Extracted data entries
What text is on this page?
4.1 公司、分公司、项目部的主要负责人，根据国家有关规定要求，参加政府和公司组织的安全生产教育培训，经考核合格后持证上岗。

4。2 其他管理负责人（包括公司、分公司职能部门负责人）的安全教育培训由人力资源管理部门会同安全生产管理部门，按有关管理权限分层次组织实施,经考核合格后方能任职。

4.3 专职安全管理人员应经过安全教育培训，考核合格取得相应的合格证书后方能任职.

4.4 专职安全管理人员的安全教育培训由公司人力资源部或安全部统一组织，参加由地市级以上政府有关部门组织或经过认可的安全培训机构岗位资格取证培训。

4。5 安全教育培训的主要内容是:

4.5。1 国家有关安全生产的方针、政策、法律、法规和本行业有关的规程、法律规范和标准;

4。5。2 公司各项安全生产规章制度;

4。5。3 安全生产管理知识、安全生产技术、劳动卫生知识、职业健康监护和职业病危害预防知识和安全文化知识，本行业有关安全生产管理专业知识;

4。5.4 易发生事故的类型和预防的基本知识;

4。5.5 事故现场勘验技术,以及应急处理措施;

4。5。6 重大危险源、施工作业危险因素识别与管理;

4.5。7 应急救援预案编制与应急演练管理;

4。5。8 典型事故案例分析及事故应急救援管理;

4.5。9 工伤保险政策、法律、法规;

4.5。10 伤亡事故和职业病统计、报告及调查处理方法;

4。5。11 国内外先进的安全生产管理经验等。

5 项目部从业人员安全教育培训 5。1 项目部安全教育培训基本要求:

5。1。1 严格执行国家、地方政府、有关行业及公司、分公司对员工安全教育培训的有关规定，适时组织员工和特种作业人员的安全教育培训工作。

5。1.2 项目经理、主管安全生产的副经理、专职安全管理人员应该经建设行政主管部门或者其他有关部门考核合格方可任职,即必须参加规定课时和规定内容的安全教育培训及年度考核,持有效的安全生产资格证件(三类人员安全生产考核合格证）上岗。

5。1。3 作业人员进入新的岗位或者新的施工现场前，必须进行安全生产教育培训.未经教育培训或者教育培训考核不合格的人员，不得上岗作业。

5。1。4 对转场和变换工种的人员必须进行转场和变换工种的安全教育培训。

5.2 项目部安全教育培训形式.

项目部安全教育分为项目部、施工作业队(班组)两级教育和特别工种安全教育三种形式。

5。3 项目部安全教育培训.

Aim of the exercise
Your task is to repeat every line exactly.

Reply
What text is on this page?
4.1 公司、分公司、项目部的主要负责人，根据国家有关规定要求，参加政府和公司组织的安全生产教育培训，经考核合格后持证上岗。

4。2 其他管理负责人（包括公司、分公司职能部门负责人）的安全教育培训由人力资源管理部门会同安全生产管理部门，按有关管理权限分层次组织实施,经考核合格后方能任职。

4.3 专职安全管理人员应经过安全教育培训，考核合格取得相应的合格证书后方能任职.

4.4 专职安全管理人员的安全教育培训由公司人力资源部或安全部统一组织，参加由地市级以上政府有关部门组织或经过认可的安全培训机构岗位资格取证培训。

4。5 安全教育培训的主要内容是:

4.5。1 国家有关安全生产的方针、政策、法律、法规和本行业有关的规程、法律规范和标准;

4。5。2 公司各项安全生产规章制度;

4。5。3 安全生产管理知识、安全生产技术、劳动卫生知识、职业健康监护和职业病危害预防知识和安全文化知识，本行业有关安全生产管理专业知识;

4。5.4 易发生事故的类型和预防的基本知识;

4。5.5 事故现场勘验技术,以及应急处理措施;

4。5。6 重大危险源、施工作业危险因素识别与管理;

4.5。7 应急救援预案编制与应急演练管理;

4。5。8 典型事故案例分析及事故应急救援管理;

4.5。9 工伤保险政策、法律、法规;

4.5。10 伤亡事故和职业病统计、报告及调查处理方法;

4。5。11 国内外先进的安全生产管理经验等。

5 项目部从业人员安全教育培训 5。1 项目部安全教育培训基本要求:

5。1。1 严格执行国家、地方政府、有关行业及公司、分公司对员工安全教育培训的有关规定，适时组织员工和特种作业人员的安全教育培训工作。

5。1.2 项目经理、主管安全生产的副经理、专职安全管理人员应该经建设行政主管部门或者其他有关部门考核合格方可任职,即必须参加规定课时和规定内容的安全教育培训及年度考核,持有效的安全生产资格证件(三类人员安全生产考核合格证）上岗。

5。1。3 作业人员进入新的岗位或者新的施工现场前，必须进行安全生产教育培训.未经教育培训或者教育培训考核不合格的人员，不得上岗作业。

5。1。4 对转场和变换工种的人员必须进行转场和变换工种的安全教育培训。

5.2 项目部安全教育培训形式.

项目部安全教育分为项目部、施工作业队(班组)两级教育和特别工种安全教育三种形式。

5。3 项目部安全教育培训.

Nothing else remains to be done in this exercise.